Stated goal: Copy every line of the records below character for character, with nothing added or left out.

Record list:

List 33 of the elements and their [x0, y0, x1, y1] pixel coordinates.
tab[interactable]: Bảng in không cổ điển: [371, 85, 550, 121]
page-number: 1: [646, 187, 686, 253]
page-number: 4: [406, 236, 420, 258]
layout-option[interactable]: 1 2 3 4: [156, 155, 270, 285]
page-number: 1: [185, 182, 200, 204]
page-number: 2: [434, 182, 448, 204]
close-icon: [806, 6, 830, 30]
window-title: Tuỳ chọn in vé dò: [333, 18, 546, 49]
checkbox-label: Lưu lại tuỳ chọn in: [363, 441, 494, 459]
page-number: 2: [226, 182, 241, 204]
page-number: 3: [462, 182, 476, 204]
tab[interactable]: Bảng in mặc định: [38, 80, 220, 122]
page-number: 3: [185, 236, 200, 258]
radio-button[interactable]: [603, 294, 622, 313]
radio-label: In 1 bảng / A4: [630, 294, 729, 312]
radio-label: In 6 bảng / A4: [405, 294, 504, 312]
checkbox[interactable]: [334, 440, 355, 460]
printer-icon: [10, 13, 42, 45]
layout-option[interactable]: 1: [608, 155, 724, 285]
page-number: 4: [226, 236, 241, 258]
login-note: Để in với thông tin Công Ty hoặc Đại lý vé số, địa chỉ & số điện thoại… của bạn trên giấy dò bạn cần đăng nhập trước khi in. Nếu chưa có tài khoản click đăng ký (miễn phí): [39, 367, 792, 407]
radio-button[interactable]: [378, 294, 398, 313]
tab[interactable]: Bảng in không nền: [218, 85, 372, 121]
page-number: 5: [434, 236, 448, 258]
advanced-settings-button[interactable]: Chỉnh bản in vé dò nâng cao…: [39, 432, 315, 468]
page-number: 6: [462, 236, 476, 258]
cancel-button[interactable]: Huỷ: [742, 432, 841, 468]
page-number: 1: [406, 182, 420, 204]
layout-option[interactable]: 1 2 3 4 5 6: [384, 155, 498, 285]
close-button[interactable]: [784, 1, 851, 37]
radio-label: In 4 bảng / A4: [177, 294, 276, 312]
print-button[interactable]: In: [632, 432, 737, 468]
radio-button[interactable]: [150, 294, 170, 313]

Solved problem:
List 33 of the elements and their [x0, y0, x1, y1] pixel coordinates.
tab[interactable]: Bảng in không cổ điển: [371, 85, 550, 121]
page-number: 1: [646, 187, 686, 253]
page-number: 4: [406, 236, 420, 258]
layout-option[interactable]: 1 2 3 4: [156, 155, 270, 285]
page-number: 1: [185, 182, 200, 204]
page-number: 2: [434, 182, 448, 204]
close-icon: [806, 6, 830, 30]
window-title: Tuỳ chọn in vé dò: [333, 18, 546, 49]
checkbox-label: Lưu lại tuỳ chọn in: [363, 441, 494, 459]
page-number: 2: [226, 182, 241, 204]
page-number: 3: [462, 182, 476, 204]
tab[interactable]: Bảng in mặc định: [38, 80, 220, 122]
page-number: 3: [185, 236, 200, 258]
radio-button[interactable]: [603, 294, 622, 313]
radio-label: In 1 bảng / A4: [630, 294, 729, 312]
radio-label: In 6 bảng / A4: [405, 294, 504, 312]
checkbox[interactable]: [334, 440, 355, 460]
printer-icon: [10, 13, 42, 45]
layout-option[interactable]: 1: [608, 155, 724, 285]
page-number: 4: [226, 236, 241, 258]
login-note: Để in với thông tin Công Ty hoặc Đại lý vé số, địa chỉ & số điện thoại… của bạn trên giấy dò bạn cần đăng nhập trước khi in. Nếu chưa có tài khoản click đăng ký (miễn phí): [39, 367, 792, 407]
radio-button[interactable]: [378, 294, 398, 313]
tab[interactable]: Bảng in không nền: [218, 85, 372, 121]
page-number: 5: [434, 236, 448, 258]
advanced-settings-button[interactable]: Chỉnh bản in vé dò nâng cao…: [39, 432, 315, 468]
page-number: 6: [462, 236, 476, 258]
cancel-button[interactable]: Huỷ: [742, 432, 841, 468]
page-number: 1: [406, 182, 420, 204]
layout-option[interactable]: 1 2 3 4 5 6: [384, 155, 498, 285]
close-button[interactable]: [784, 1, 851, 37]
radio-label: In 4 bảng / A4: [177, 294, 276, 312]
print-button[interactable]: In: [632, 432, 737, 468]
radio-button[interactable]: [150, 294, 170, 313]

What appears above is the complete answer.